» The request
Please write the next part of the travel text about Hiroshima, Miyajima and Sapporo that appears below, picking up after its final sentence.

» Page
....................
Hiroshima is a major city of the Chugoku Region and home to over a million inhabitants today. The city was largely destroyed by the atomic bomb during the Second World War. After the war, great efforts were made to rebuild the city and Hiroshima Peace Memorial Park commemorates the 1945 event today.

Peace Memorial Park

Hiroshima's Peace Park is one of the most prominent features of the city. Spanning an area of over 120,000 square meters, the park's many trees, lawns, and walking paths stand in stark contrast to the surrounding downtown area.

Not only is the park a powerful symbol of the most destructive force ever created by humankind, but it also expresses hope for world peace and for the ultimate elimination of all nuclear weapons.

Miyajima island

Miyajima is a small island less than an hour from the city of Hiroshima. It is best known for its giant torii gate, which seems to float on water during high tide.

This is ranked as one of Japan's three best views and is certainly one of the most photographed.

9. Sapporo

Sapporo is the capital of Japan's Hokkaido province and is Japan's fifth largest city. It's one of the youngest cities in the country: in 1857, its population stood at a mere seven people.
....................
» Information supplied
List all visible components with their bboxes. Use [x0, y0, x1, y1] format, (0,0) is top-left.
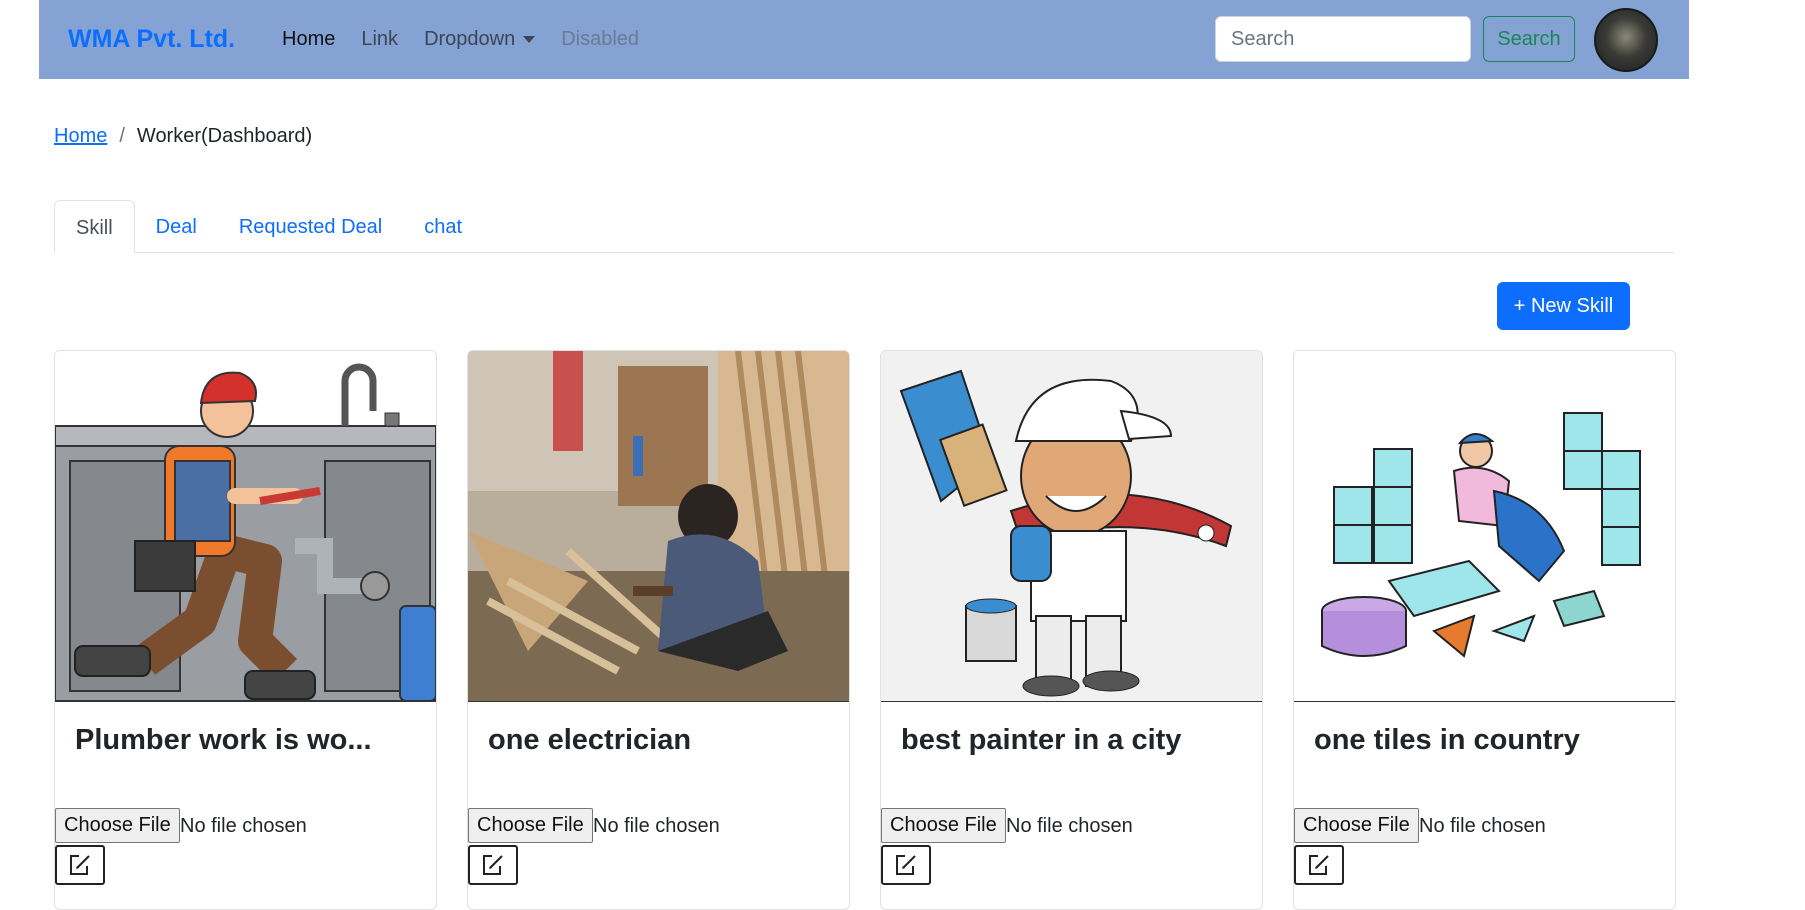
new-skill-button[interactable]: + New Skill [1497, 282, 1630, 330]
breadcrumb-separator: / [119, 125, 125, 147]
edit-icon [483, 855, 503, 875]
nav-link-link[interactable]: Link [348, 28, 411, 51]
painter-illustration [881, 351, 1262, 702]
tab-skill[interactable]: Skill [54, 200, 135, 253]
edit-button[interactable] [55, 845, 105, 885]
breadcrumb-home-link[interactable]: Home [54, 125, 107, 148]
tab-bar: Skill Deal Requested Deal chat [54, 200, 1674, 253]
edit-button[interactable] [468, 845, 518, 885]
tiler-illustration [1294, 351, 1675, 702]
card-title: Plumber work is wo... [75, 724, 372, 756]
file-status-text: No file chosen [1419, 815, 1546, 837]
search-input[interactable] [1215, 16, 1471, 62]
file-status-text: No file chosen [180, 815, 307, 837]
edit-icon [70, 855, 90, 875]
tab-requested-deal[interactable]: Requested Deal [218, 200, 403, 252]
nav-links: Home Link Dropdown Disabled [269, 28, 652, 51]
choose-file-button[interactable]: Choose File [468, 808, 593, 843]
skill-card: best painter in a city Choose File No fi… [880, 350, 1263, 910]
brand-logo[interactable]: WMA Pvt. Ltd. [68, 25, 235, 54]
caret-down-icon [523, 36, 536, 44]
card-title: best painter in a city [901, 724, 1182, 756]
breadcrumb-current: Worker(Dashboard) [136, 125, 313, 147]
edit-button[interactable] [881, 845, 931, 885]
choose-file-button[interactable]: Choose File [1294, 808, 1419, 843]
tab-deal[interactable]: Deal [135, 200, 218, 252]
plumber-illustration [55, 351, 436, 702]
user-avatar[interactable] [1594, 8, 1658, 72]
nav-dropdown-label: Dropdown [424, 28, 516, 50]
navbar: WMA Pvt. Ltd. Home Link Dropdown Disable… [39, 0, 1689, 79]
carpenter-photo [468, 351, 849, 702]
nav-link-home[interactable]: Home [269, 28, 348, 51]
nav-link-disabled: Disabled [561, 28, 640, 50]
card-title: one electrician [488, 724, 692, 756]
card-title: one tiles in country [1314, 724, 1580, 756]
edit-icon [1309, 855, 1329, 875]
skill-card: Plumber work is wo... Choose File No fil… [54, 350, 437, 910]
choose-file-button[interactable]: Choose File [881, 808, 1006, 843]
skill-card: one tiles in country Choose File No file… [1293, 350, 1676, 910]
edit-button[interactable] [1294, 845, 1344, 885]
choose-file-button[interactable]: Choose File [55, 808, 180, 843]
file-status-text: No file chosen [593, 815, 720, 837]
search-button[interactable]: Search [1483, 16, 1575, 62]
breadcrumb: Home / Worker(Dashboard) [54, 125, 312, 148]
tab-chat[interactable]: chat [403, 200, 483, 252]
skill-card: one electrician Choose File No file chos… [467, 350, 850, 910]
nav-dropdown[interactable]: Dropdown [411, 28, 548, 51]
edit-icon [896, 855, 916, 875]
file-status-text: No file chosen [1006, 815, 1133, 837]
....................
» Result below
The redevelopment of Hokkaido started during the Meiji Period (1868-1912), with Sapporo being chosen as the island's administrative center. Interestingly, the capital's architectural design is based on the American grid system.

Sapporo became world-famous in 1972 when it hosted the Winter Olympic Games. Today, the city is well known for its ramen, beer, and annual snow festival in February.

Sapporo Snow Festival

The festival in February is usually a week long. It is one of Japan's most popular winter events. It features spectacular snow and ice sculptures and attracts more than two million visitors from Japan and around the world. The 2019 Sapporo Snow Festival will take place from February 4-11, 2019.